Testo estratto:
.....
“Si è spenta all'età di 80 anni la cantante francese
Françoise Hardy, icona degli anni Sessanta”. È quanto scritto in un’agenzia
stampa francese. E mai notizia fu più falsa. Quando si tratta di una icona – ma nel senso effettivo del termine, non di
quello abusato che si usa solitamente – è del tutto fuori luogo far
coincidere la vicenda biologica della persona con l’immensità dell’essere tale
da abbagliare la sua generazione per restare come testimonianza indeclinabile
per quelle avvenire.
Tutti la ricordano per Tous
les garçons et les filles. Dobbiamo anche ricordare Le temps de l'amour, Message
Personnel. Ma la prima resterà indelebile nel tracciato del percorso del
secolo accanto a pezzi come Yesterday dei Beatles o Symphaty for the Devil dei
Rolling Stones.
Davanti a tanto, in definitiva, la sua dipartita in questo
corso di vita appare una notizia oppure una nota annunciata. Nel giugno 2019
aveva dichiarato di essere nuovamente ammalata di cancro e poi aveva anche dato
l’annuncio della sua definitiva uscita dalle scene non potendo più cantare. E
questa era già sembrata la dichiarazione di sua sospensione da questo ciclo di
cose che sono dette esistenza.
Eleganza naturale, Françoise Hardy riusciva a far tutto con
classe. Anche rinunciare ad essere una grande vedette internazionale, alle
grandi passerelle, nonostante il raggiunto successo internazionale. Non aveva
mai chiesto di imporre un suo titolo o cercare nuove fortune cinematografiche.
Era rimasta l’emblema di una risposta giovanile all’esistenzialismo
che a quella immanenza del nulla nella personale, ordinaria, esperienza,
offriva la testimonianza di una ragazza dalla semplicità commovente la cui
aspirazione è quella di trovare una compagnia amorosa.
Più di tanti altri personaggi morti in giovane età Françoise
Hardy resta una leggenda giovane. Fortemente tipizzata nella fisionomia tutta
epocale e tutta concentrata in quel contesto storico culturale – Parigi, fine anni Sessanta – ma potentemente
capace di esprimere a tutte le generazioni avvenire. Tutto questo nonostante la
sua estetica non si stagliasse in modo universalistico del “piace a tutte le
generazioni”, ma – si insiste – fosse
fortemente concentrata nella sua.
Ed è per questo che oggi non dovremo piangere pensando a una
vicenda umana che perdiamo quanto ripensare i motivi musicali e l’ambientazione
che l’hanno resa eterna. Una dea non muore.
.....
Dati forniti:
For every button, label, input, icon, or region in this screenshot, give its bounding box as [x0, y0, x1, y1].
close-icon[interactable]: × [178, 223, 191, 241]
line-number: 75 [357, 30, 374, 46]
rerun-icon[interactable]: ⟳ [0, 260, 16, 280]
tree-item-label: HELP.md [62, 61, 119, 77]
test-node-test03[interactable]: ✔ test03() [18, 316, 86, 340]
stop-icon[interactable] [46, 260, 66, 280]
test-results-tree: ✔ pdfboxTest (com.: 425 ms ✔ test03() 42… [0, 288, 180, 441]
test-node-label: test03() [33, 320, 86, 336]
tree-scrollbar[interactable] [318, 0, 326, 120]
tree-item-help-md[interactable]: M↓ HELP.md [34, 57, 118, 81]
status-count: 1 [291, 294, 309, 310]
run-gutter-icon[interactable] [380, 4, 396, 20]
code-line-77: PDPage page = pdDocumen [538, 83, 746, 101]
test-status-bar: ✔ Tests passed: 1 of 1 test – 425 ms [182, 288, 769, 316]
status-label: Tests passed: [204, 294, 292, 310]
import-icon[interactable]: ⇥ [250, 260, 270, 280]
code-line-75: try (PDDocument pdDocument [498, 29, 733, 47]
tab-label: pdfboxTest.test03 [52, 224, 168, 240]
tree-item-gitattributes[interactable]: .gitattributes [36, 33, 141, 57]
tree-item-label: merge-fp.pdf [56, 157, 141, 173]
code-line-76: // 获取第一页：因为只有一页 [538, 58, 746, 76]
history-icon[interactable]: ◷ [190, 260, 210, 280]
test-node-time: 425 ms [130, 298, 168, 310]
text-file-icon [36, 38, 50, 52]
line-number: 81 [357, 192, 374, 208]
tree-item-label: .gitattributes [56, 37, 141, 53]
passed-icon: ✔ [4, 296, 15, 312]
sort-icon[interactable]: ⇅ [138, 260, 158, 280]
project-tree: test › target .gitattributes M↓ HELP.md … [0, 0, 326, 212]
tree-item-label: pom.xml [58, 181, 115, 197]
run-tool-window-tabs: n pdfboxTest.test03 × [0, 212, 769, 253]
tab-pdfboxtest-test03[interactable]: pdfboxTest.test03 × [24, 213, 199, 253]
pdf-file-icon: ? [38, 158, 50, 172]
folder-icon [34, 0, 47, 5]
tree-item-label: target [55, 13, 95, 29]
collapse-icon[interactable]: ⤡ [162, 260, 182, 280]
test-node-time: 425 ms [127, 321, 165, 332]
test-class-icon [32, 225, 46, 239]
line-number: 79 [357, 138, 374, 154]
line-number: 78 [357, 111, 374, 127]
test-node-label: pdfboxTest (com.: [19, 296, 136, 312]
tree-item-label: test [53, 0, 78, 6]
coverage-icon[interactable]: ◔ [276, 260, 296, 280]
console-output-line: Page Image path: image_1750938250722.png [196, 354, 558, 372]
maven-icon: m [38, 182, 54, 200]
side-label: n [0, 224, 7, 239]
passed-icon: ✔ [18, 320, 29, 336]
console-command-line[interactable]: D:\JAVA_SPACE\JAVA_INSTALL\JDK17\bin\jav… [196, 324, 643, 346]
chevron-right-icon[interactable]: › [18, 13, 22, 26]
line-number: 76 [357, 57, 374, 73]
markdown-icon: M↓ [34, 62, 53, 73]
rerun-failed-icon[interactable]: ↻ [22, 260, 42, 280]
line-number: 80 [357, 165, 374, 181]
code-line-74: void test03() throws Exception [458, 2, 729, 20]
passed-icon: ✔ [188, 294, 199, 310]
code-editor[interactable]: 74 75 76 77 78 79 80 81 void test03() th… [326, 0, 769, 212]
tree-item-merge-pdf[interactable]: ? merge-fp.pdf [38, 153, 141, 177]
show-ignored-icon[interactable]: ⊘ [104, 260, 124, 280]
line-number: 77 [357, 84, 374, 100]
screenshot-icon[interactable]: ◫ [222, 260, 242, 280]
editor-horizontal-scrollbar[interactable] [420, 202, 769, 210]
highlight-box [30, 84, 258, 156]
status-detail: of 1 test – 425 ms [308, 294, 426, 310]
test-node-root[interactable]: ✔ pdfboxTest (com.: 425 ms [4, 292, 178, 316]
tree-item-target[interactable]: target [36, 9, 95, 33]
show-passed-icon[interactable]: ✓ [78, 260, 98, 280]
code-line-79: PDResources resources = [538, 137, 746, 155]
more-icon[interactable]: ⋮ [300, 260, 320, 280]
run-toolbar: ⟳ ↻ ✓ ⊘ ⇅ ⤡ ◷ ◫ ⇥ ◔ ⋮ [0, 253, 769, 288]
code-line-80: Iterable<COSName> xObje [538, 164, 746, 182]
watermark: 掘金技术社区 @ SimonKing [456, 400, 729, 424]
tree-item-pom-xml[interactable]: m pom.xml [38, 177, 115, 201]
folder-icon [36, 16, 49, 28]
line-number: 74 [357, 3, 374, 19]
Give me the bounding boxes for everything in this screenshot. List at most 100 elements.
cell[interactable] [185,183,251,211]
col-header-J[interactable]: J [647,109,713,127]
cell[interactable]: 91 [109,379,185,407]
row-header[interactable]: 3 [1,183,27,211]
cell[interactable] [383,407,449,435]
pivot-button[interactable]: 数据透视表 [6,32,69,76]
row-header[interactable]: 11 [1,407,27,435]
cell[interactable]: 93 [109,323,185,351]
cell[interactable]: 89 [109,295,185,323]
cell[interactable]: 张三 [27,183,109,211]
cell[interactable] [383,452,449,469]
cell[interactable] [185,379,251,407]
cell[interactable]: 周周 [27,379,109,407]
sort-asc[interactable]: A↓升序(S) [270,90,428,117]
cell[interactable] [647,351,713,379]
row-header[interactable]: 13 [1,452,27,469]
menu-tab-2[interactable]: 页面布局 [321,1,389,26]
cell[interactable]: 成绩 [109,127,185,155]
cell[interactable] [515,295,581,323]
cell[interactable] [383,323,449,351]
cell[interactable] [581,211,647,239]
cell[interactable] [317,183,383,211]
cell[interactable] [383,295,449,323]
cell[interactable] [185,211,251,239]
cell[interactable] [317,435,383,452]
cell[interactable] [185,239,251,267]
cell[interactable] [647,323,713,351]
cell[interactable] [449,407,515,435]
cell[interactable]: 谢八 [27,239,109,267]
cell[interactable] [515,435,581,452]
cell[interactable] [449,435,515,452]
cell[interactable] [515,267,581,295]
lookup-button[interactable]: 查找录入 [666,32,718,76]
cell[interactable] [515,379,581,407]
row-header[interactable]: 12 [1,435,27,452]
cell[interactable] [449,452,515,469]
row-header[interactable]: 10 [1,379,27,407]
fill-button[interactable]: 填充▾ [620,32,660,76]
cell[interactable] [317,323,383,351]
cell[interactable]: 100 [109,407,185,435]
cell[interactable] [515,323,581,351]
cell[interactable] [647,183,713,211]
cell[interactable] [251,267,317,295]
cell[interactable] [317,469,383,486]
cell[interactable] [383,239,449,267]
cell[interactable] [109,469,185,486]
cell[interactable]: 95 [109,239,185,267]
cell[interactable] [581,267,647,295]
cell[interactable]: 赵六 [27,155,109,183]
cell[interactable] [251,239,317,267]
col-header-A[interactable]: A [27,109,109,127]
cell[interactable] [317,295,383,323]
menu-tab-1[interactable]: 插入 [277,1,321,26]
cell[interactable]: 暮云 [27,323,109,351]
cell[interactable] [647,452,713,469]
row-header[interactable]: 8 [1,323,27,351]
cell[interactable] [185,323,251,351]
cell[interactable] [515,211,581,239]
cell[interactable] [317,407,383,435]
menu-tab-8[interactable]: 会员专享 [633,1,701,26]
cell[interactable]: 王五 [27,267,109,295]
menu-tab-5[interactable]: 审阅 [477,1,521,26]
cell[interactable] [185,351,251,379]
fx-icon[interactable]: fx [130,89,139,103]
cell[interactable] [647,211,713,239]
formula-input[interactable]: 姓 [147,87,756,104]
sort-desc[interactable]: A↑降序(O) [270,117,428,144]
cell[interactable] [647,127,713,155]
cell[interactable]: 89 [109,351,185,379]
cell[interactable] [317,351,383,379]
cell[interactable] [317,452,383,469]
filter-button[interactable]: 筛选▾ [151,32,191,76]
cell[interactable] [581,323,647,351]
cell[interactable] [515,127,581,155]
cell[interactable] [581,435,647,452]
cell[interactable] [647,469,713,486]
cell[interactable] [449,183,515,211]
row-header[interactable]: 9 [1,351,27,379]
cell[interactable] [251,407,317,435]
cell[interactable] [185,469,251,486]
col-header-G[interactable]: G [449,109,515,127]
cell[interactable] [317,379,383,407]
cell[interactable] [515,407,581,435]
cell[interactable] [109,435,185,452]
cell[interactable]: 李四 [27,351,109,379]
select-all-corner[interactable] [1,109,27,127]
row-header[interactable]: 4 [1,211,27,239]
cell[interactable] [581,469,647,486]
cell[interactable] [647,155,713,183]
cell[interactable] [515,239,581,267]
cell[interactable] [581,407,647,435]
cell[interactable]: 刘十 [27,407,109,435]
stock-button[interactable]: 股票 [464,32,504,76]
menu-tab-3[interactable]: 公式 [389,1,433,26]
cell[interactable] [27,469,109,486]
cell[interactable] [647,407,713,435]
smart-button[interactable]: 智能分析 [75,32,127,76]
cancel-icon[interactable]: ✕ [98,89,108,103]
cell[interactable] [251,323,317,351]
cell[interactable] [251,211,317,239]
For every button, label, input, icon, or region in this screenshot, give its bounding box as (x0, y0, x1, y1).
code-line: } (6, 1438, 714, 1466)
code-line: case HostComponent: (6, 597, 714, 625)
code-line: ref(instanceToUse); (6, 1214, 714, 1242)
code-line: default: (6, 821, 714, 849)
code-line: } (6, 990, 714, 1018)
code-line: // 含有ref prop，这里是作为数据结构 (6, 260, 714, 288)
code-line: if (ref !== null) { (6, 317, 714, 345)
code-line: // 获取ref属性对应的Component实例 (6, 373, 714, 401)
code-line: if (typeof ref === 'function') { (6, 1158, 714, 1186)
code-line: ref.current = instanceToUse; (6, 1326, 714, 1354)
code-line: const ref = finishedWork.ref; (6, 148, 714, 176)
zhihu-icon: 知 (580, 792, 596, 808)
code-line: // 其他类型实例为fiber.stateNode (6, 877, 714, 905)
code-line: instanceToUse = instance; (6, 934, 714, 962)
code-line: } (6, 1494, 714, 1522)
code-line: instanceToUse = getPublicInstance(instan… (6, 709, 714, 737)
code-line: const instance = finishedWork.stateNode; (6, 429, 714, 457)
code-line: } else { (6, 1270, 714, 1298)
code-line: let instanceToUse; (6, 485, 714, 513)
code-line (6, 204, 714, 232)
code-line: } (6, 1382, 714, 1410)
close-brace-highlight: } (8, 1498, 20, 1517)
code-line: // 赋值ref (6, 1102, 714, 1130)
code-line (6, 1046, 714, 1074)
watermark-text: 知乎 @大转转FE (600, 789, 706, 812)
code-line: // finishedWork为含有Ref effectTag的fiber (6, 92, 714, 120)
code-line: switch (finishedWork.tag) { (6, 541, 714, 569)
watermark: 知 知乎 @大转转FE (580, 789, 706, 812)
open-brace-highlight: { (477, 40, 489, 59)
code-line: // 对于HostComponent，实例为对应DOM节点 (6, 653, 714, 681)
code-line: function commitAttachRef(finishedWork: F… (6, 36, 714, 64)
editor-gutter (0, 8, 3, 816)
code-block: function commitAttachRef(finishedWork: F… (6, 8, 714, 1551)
.....
Obiettivo:
Riscrivi il passo dell'articolo su Françoise Hardy che comincia con le parole "Era rimasta l’emblema" e si chiude dopo "una compagnia amorosa.", mettendo "giovane donna" al posto di "ragazza".

Risultato:
Era rimasta l’emblema di una risposta giovanile all’esistenzialismo
che a quella immanenza del nulla nella personale, ordinaria, esperienza,
offriva la testimonianza di una giovane donna dalla semplicità commovente la cui
aspirazione è quella di trovare una compagnia amorosa.